Goal.
Your task is to copy every line of the entries that contains "this".
··· Recorded data
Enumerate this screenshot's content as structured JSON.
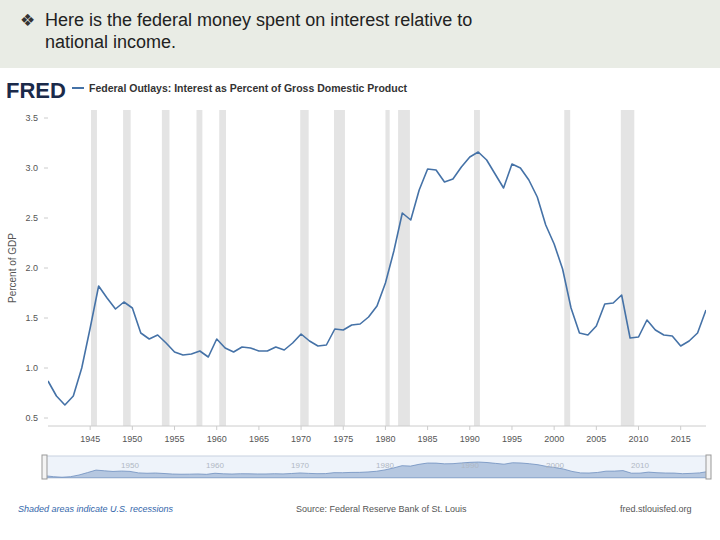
{
  "slide": {
    "bullet": "❖",
    "title": "Here is the federal money spent on interest relative to national income."
  },
  "chart_data": {
    "type": "line",
    "logo": "FRED",
    "title": "Federal Outlays: Interest as Percent of Gross Domestic Product",
    "y_label": "Percent of GDP",
    "footnote": "Shaded areas indicate U.S. recessions",
    "source": "Source: Federal Reserve Bank of St. Louis",
    "url": "fred.stlouisfed.org",
    "color": "#4572a7",
    "grid": false,
    "x": [
      1940,
      1941,
      1942,
      1943,
      1944,
      1945,
      1946,
      1947,
      1948,
      1949,
      1950,
      1951,
      1952,
      1953,
      1954,
      1955,
      1956,
      1957,
      1958,
      1959,
      1960,
      1961,
      1962,
      1963,
      1964,
      1965,
      1966,
      1967,
      1968,
      1969,
      1970,
      1971,
      1972,
      1973,
      1974,
      1975,
      1976,
      1977,
      1978,
      1979,
      1980,
      1981,
      1982,
      1983,
      1984,
      1985,
      1986,
      1987,
      1988,
      1989,
      1990,
      1991,
      1992,
      1993,
      1994,
      1995,
      1996,
      1997,
      1998,
      1999,
      2000,
      2001,
      2002,
      2003,
      2004,
      2005,
      2006,
      2007,
      2008,
      2009,
      2010,
      2011,
      2012,
      2013,
      2014,
      2015,
      2016,
      2017,
      2018
    ],
    "values": [
      0.87,
      0.72,
      0.63,
      0.72,
      1.0,
      1.4,
      1.82,
      1.7,
      1.59,
      1.66,
      1.6,
      1.35,
      1.29,
      1.33,
      1.25,
      1.16,
      1.13,
      1.14,
      1.17,
      1.11,
      1.29,
      1.2,
      1.16,
      1.21,
      1.2,
      1.17,
      1.17,
      1.21,
      1.18,
      1.25,
      1.34,
      1.27,
      1.22,
      1.23,
      1.39,
      1.38,
      1.43,
      1.44,
      1.51,
      1.62,
      1.85,
      2.17,
      2.55,
      2.48,
      2.78,
      2.99,
      2.98,
      2.86,
      2.89,
      3.01,
      3.11,
      3.16,
      3.08,
      2.94,
      2.8,
      3.04,
      3.0,
      2.88,
      2.71,
      2.43,
      2.24,
      1.99,
      1.6,
      1.35,
      1.33,
      1.42,
      1.64,
      1.65,
      1.73,
      1.3,
      1.31,
      1.48,
      1.38,
      1.33,
      1.32,
      1.22,
      1.27,
      1.35,
      1.58
    ],
    "xlim": [
      1940,
      2018
    ],
    "xticks": [
      1945,
      1950,
      1955,
      1960,
      1965,
      1970,
      1975,
      1980,
      1985,
      1990,
      1995,
      2000,
      2005,
      2010,
      2015
    ],
    "ylim": [
      0.5,
      3.5
    ],
    "yticks": [
      0.5,
      {
        "value": 1,
        "label": "1.0"
      },
      1.5,
      {
        "value": 2,
        "label": "2.0"
      },
      2.5,
      {
        "value": 3,
        "label": "3.0"
      },
      3.5
    ],
    "recessions": [
      {
        "start": 1945.1,
        "end": 1945.8
      },
      {
        "start": 1948.9,
        "end": 1949.8
      },
      {
        "start": 1953.5,
        "end": 1954.4
      },
      {
        "start": 1957.6,
        "end": 1958.3
      },
      {
        "start": 1960.3,
        "end": 1961.1
      },
      {
        "start": 1969.9,
        "end": 1970.9
      },
      {
        "start": 1973.9,
        "end": 1975.2
      },
      {
        "start": 1980.0,
        "end": 1980.5
      },
      {
        "start": 1981.5,
        "end": 1982.9
      },
      {
        "start": 1990.5,
        "end": 1991.2
      },
      {
        "start": 2001.2,
        "end": 2001.9
      },
      {
        "start": 2007.9,
        "end": 2009.5
      }
    ],
    "navigator_xticks": [
      1950,
      1960,
      1970,
      1980,
      1990,
      2000,
      2010
    ]
  }
}
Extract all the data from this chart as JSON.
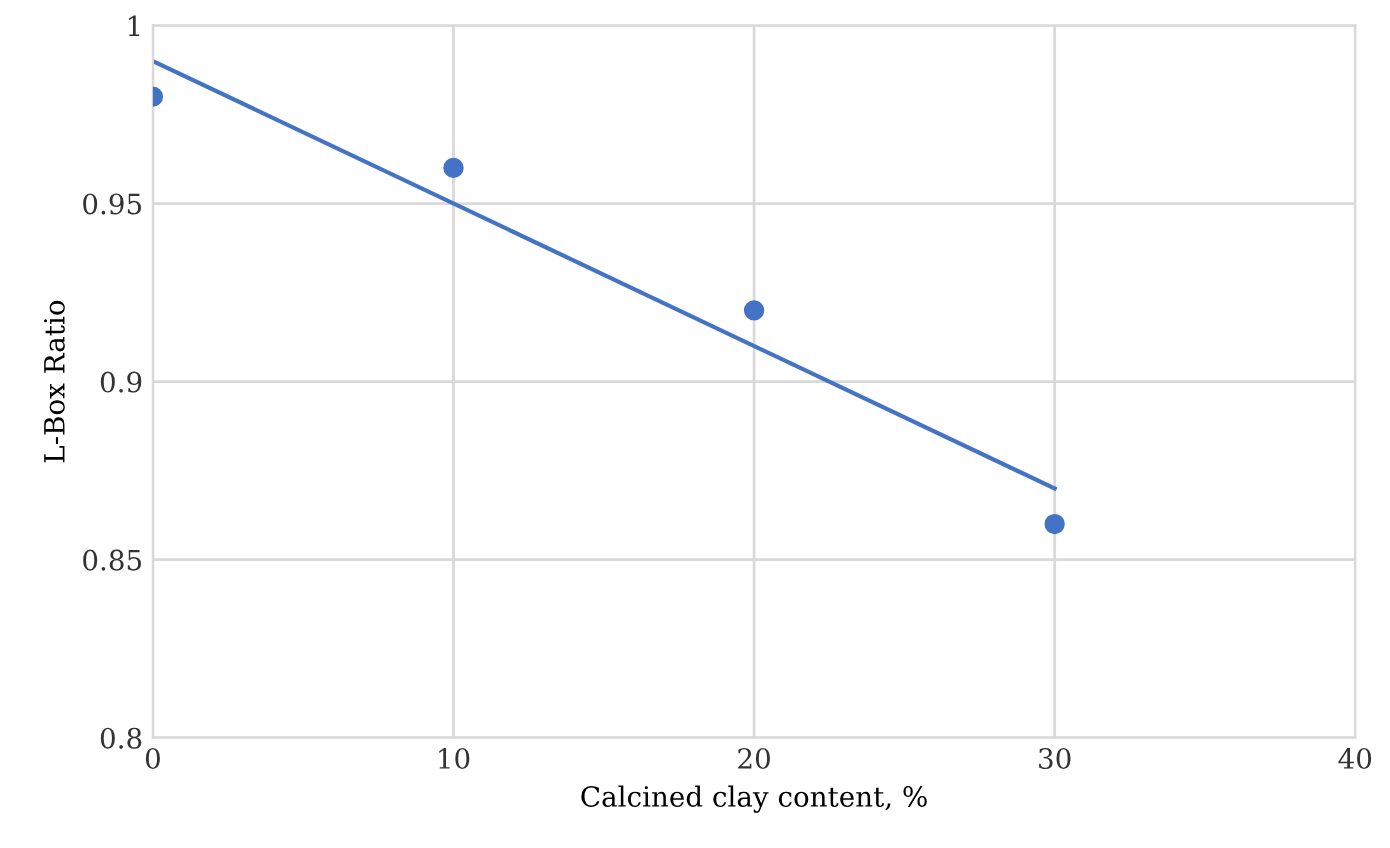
{
  "chart_data": {
    "type": "scatter",
    "xlabel": "Calcined clay content, %",
    "ylabel": "L-Box Ratio",
    "xlim": [
      0,
      40
    ],
    "xticks": [
      0,
      10,
      20,
      30,
      40
    ],
    "ylim": [
      0.8,
      1
    ],
    "yticks": [
      0.8,
      0.85,
      0.9,
      0.95,
      1
    ],
    "grid": true,
    "series": [
      {
        "color": "#4472c4",
        "x": [
          0,
          10,
          20,
          30
        ],
        "values": [
          0.98,
          0.96,
          0.92,
          0.86
        ],
        "marker": "circle"
      },
      {
        "type": "line",
        "color": "#4472c4",
        "x": [
          0,
          30
        ],
        "values": [
          0.99,
          0.87
        ],
        "marker": "none",
        "line_style": "solid"
      }
    ]
  }
}
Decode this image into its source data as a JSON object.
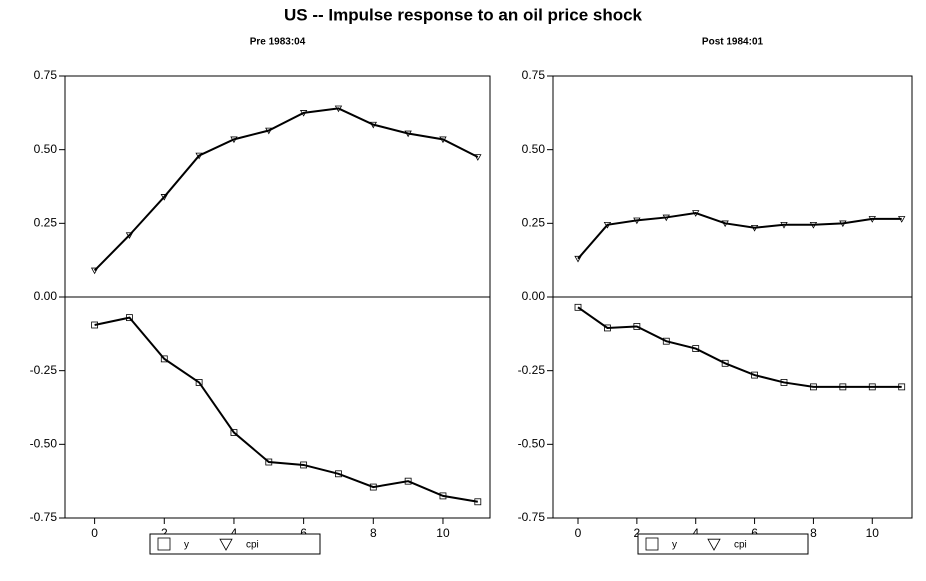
······
Written answer.
Enumerate this screenshot's content as structured JSON.
Extract all the data from this chart as JSON.
Decode this image into its source data as a JSON object.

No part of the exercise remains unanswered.